Below is some material; transcribe all of it exactly.

________________________

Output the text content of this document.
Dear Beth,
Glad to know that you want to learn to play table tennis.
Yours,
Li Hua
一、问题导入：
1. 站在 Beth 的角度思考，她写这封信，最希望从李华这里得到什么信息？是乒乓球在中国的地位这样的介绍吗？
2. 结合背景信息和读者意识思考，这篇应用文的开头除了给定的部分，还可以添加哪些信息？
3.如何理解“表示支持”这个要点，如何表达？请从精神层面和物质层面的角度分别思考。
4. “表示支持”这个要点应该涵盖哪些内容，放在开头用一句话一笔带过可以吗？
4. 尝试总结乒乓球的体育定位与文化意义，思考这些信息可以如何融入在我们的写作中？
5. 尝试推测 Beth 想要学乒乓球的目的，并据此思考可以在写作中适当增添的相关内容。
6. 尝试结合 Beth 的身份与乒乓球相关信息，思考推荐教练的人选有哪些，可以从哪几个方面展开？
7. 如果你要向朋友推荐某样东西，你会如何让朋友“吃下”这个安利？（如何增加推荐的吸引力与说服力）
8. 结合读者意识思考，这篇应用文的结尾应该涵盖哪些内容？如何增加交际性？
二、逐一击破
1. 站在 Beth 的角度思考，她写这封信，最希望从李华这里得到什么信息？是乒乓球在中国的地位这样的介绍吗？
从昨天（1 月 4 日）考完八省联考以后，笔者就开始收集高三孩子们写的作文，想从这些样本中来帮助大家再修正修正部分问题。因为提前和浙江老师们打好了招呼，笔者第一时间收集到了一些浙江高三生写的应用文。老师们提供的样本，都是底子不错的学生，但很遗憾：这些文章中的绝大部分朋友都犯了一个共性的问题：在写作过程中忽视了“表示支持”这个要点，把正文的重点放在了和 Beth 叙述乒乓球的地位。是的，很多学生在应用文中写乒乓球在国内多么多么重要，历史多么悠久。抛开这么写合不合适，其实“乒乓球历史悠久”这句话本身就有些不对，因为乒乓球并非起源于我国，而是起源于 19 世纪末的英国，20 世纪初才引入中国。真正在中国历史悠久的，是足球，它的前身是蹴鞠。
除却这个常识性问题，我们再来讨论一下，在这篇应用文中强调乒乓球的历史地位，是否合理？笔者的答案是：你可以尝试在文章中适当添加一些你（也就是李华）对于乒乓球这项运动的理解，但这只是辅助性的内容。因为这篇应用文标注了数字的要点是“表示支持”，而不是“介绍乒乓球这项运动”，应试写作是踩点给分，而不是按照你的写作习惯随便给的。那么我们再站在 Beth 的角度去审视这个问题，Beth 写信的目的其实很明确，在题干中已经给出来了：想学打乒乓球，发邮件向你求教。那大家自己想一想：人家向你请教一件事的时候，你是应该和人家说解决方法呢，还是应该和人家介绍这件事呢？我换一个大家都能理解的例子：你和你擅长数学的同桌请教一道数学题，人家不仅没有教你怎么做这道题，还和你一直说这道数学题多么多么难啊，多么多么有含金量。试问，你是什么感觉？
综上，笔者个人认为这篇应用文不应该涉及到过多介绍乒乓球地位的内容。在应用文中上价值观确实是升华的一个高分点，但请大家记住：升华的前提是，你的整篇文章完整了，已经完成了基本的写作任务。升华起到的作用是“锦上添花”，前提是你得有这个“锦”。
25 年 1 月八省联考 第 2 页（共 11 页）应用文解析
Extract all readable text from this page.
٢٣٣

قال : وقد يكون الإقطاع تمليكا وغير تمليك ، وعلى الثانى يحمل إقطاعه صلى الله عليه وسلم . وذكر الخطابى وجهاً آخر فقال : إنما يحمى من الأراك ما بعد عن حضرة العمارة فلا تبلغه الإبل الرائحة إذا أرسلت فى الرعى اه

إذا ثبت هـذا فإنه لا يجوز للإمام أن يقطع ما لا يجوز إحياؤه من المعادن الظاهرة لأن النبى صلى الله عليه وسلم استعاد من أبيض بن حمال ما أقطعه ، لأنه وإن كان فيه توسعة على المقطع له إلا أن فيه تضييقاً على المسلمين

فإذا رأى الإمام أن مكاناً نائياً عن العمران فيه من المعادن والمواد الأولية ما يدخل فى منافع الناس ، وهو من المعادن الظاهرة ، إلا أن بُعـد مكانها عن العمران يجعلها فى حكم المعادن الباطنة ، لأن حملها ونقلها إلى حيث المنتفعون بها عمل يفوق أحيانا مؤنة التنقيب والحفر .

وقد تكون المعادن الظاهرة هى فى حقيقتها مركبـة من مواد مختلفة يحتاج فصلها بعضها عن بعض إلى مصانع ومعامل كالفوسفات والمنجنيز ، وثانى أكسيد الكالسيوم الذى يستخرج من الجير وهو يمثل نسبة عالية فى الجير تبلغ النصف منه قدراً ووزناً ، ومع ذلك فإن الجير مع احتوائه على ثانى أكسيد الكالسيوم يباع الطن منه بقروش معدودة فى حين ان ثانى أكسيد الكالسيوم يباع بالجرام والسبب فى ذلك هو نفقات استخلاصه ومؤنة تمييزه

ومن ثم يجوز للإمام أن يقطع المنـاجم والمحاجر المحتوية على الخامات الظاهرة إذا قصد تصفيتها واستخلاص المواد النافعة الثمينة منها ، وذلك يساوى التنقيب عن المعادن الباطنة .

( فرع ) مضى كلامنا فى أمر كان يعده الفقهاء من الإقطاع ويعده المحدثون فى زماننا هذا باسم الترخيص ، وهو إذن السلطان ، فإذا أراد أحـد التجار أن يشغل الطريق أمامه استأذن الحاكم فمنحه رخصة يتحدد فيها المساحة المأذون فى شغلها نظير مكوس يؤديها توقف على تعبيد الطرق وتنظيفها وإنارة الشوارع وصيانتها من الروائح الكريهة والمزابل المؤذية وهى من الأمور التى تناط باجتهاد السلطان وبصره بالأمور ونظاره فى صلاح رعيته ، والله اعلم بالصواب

________________________

- _REPLY_
Output the text content of this document.
Dear Beth,
Glad to know that you want to learn to play table tennis.
Yours,
Li Hua
一、问题导入：
1. 站在 Beth 的角度思考，她写这封信，最希望从李华这里得到什么信息？是乒乓球在中国的地位这样的介绍吗？
2. 结合背景信息和读者意识思考，这篇应用文的开头除了给定的部分，还可以添加哪些信息？
3.如何理解“表示支持”这个要点，如何表达？请从精神层面和物质层面的角度分别思考。
4. “表示支持”这个要点应该涵盖哪些内容，放在开头用一句话一笔带过可以吗？
4. 尝试总结乒乓球的体育定位与文化意义，思考这些信息可以如何融入在我们的写作中？
5. 尝试推测 Beth 想要学乒乓球的目的，并据此思考可以在写作中适当增添的相关内容。
6. 尝试结合 Beth 的身份与乒乓球相关信息，思考推荐教练的人选有哪些，可以从哪几个方面展开？
7. 如果你要向朋友推荐某样东西，你会如何让朋友“吃下”这个安利？（如何增加推荐的吸引力与说服力）
8. 结合读者意识思考，这篇应用文的结尾应该涵盖哪些内容？如何增加交际性？
二、逐一击破
1. 站在 Beth 的角度思考，她写这封信，最希望从李华这里得到什么信息？是乒乓球在中国的地位这样的介绍吗？
从昨天（1 月 4 日）考完八省联考以后，笔者就开始收集高三孩子们写的作文，想从这些样本中来帮助大家再修正修正部分问题。因为提前和浙江老师们打好了招呼，笔者第一时间收集到了一些浙江高三生写的应用文。老师们提供的样本，都是底子不错的学生，但很遗憾：这些文章中的绝大部分朋友都犯了一个共性的问题：在写作过程中忽视了“表示支持”这个要点，把正文的重点放在了和 Beth 叙述乒乓球的地位。是的，很多学生在应用文中写乒乓球在国内多么多么重要，历史多么悠久。抛开这么写合不合适，其实“乒乓球历史悠久”这句话本身就有些不对，因为乒乓球并非起源于我国，而是起源于 19 世纪末的英国，20 世纪初才引入中国。真正在中国历史悠久的，是足球，它的前身是蹴鞠。
除却这个常识性问题，我们再来讨论一下，在这篇应用文中强调乒乓球的历史地位，是否合理？笔者的答案是：你可以尝试在文章中适当添加一些你（也就是李华）对于乒乓球这项运动的理解，但这只是辅助性的内容。因为这篇应用文标注了数字的要点是“表示支持”，而不是“介绍乒乓球这项运动”，应试写作是踩点给分，而不是按照你的写作习惯随便给的。那么我们再站在 Beth 的角度去审视这个问题，Beth 写信的目的其实很明确，在题干中已经给出来了：想学打乒乓球，发邮件向你求教。那大家自己想一想：人家向你请教一件事的时候，你是应该和人家说解决方法呢，还是应该和人家介绍这件事呢？我换一个大家都能理解的例子：你和你擅长数学的同桌请教一道数学题，人家不仅没有教你怎么做这道题，还和你一直说这道数学题多么多么难啊，多么多么有含金量。试问，你是什么感觉？
综上，笔者个人认为这篇应用文不应该涉及到过多介绍乒乓球地位的内容。在应用文中上价值观确实是升华的一个高分点，但请大家记住：升华的前提是，你的整篇文章完整了，已经完成了基本的写作任务。升华起到的作用是“锦上添花”，前提是你得有这个“锦”。
25 年 1 月八省联考 第 2 页（共 11 页）应用文解析
Extract all readable text from this page.
٢٣٣

قال : وقد يكون الإقطاع تمليكا وغير تمليك ، وعلى الثانى يحمل إقطاعه صلى الله عليه وسلم . وذكر الخطابى وجهاً آخر فقال : إنما يحمى من الأراك ما بعد عن حضرة العمارة فلا تبلغه الإبل الرائحة إذا أرسلت فى الرعى اه

إذا ثبت هـذا فإنه لا يجوز للإمام أن يقطع ما لا يجوز إحياؤه من المعادن الظاهرة لأن النبى صلى الله عليه وسلم استعاد من أبيض بن حمال ما أقطعه ، لأنه وإن كان فيه توسعة على المقطع له إلا أن فيه تضييقاً على المسلمين

فإذا رأى الإمام أن مكاناً نائياً عن العمران فيه من المعادن والمواد الأولية ما يدخل فى منافع الناس ، وهو من المعادن الظاهرة ، إلا أن بُعـد مكانها عن العمران يجعلها فى حكم المعادن الباطنة ، لأن حملها ونقلها إلى حيث المنتفعون بها عمل يفوق أحيانا مؤنة التنقيب والحفر .

وقد تكون المعادن الظاهرة هى فى حقيقتها مركبـة من مواد مختلفة يحتاج فصلها بعضها عن بعض إلى مصانع ومعامل كالفوسفات والمنجنيز ، وثانى أكسيد الكالسيوم الذى يستخرج من الجير وهو يمثل نسبة عالية فى الجير تبلغ النصف منه قدراً ووزناً ، ومع ذلك فإن الجير مع احتوائه على ثانى أكسيد الكالسيوم يباع الطن منه بقروش معدودة فى حين ان ثانى أكسيد الكالسيوم يباع بالجرام والسبب فى ذلك هو نفقات استخلاصه ومؤنة تمييزه

ومن ثم يجوز للإمام أن يقطع المنـاجم والمحاجر المحتوية على الخامات الظاهرة إذا قصد تصفيتها واستخلاص المواد النافعة الثمينة منها ، وذلك يساوى التنقيب عن المعادن الباطنة .

( فرع ) مضى كلامنا فى أمر كان يعده الفقهاء من الإقطاع ويعده المحدثون فى زماننا هذا باسم الترخيص ، وهو إذن السلطان ، فإذا أراد أحـد التجار أن يشغل الطريق أمامه استأذن الحاكم فمنحه رخصة يتحدد فيها المساحة المأذون فى شغلها نظير مكوس يؤديها توقف على تعبيد الطرق وتنظيفها وإنارة الشوارع وصيانتها من الروائح الكريهة والمزابل المؤذية وهى من الأمور التى تناط باجتهاد السلطان وبصره بالأمور ونظاره فى صلاح رعيته ، والله اعلم بالصواب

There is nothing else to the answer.